[Data rows]

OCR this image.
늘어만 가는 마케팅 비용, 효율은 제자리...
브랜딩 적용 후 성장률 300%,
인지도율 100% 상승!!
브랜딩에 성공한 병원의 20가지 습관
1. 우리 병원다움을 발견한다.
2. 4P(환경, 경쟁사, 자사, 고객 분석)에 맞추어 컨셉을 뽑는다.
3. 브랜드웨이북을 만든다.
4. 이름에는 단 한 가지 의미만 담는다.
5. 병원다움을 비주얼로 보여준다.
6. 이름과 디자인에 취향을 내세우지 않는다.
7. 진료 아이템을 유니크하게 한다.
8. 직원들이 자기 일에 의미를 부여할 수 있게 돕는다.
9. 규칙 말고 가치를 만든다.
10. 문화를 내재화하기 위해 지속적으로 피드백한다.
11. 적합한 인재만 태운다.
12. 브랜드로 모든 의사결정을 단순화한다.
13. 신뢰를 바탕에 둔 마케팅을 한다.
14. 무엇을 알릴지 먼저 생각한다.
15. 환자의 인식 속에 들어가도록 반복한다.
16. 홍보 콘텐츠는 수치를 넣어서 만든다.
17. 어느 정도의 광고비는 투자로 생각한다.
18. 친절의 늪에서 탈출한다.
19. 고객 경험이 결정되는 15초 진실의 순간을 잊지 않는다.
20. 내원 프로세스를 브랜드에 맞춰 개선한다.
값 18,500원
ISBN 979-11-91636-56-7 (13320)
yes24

[Objective]
Quote the listing in full, please, keeping every line exact.

[Worked solution]
OCR this image.
늘어만 가는 마케팅 비용, 효율은 제자리...
브랜딩 적용 후 성장률 300%,
인지도율 100% 상승!!
브랜딩에 성공한 병원의 20가지 습관
1. 우리 병원다움을 발견한다.
2. 4P(환경, 경쟁사, 자사, 고객 분석)에 맞추어 컨셉을 뽑는다.
3. 브랜드웨이북을 만든다.
4. 이름에는 단 한 가지 의미만 담는다.
5. 병원다움을 비주얼로 보여준다.
6. 이름과 디자인에 취향을 내세우지 않는다.
7. 진료 아이템을 유니크하게 한다.
8. 직원들이 자기 일에 의미를 부여할 수 있게 돕는다.
9. 규칙 말고 가치를 만든다.
10. 문화를 내재화하기 위해 지속적으로 피드백한다.
11. 적합한 인재만 태운다.
12. 브랜드로 모든 의사결정을 단순화한다.
13. 신뢰를 바탕에 둔 마케팅을 한다.
14. 무엇을 알릴지 먼저 생각한다.
15. 환자의 인식 속에 들어가도록 반복한다.
16. 홍보 콘텐츠는 수치를 넣어서 만든다.
17. 어느 정도의 광고비는 투자로 생각한다.
18. 친절의 늪에서 탈출한다.
19. 고객 경험이 결정되는 15초 진실의 순간을 잊지 않는다.
20. 내원 프로세스를 브랜드에 맞춰 개선한다.
값 18,500원
ISBN 979-11-91636-56-7 (13320)
yes24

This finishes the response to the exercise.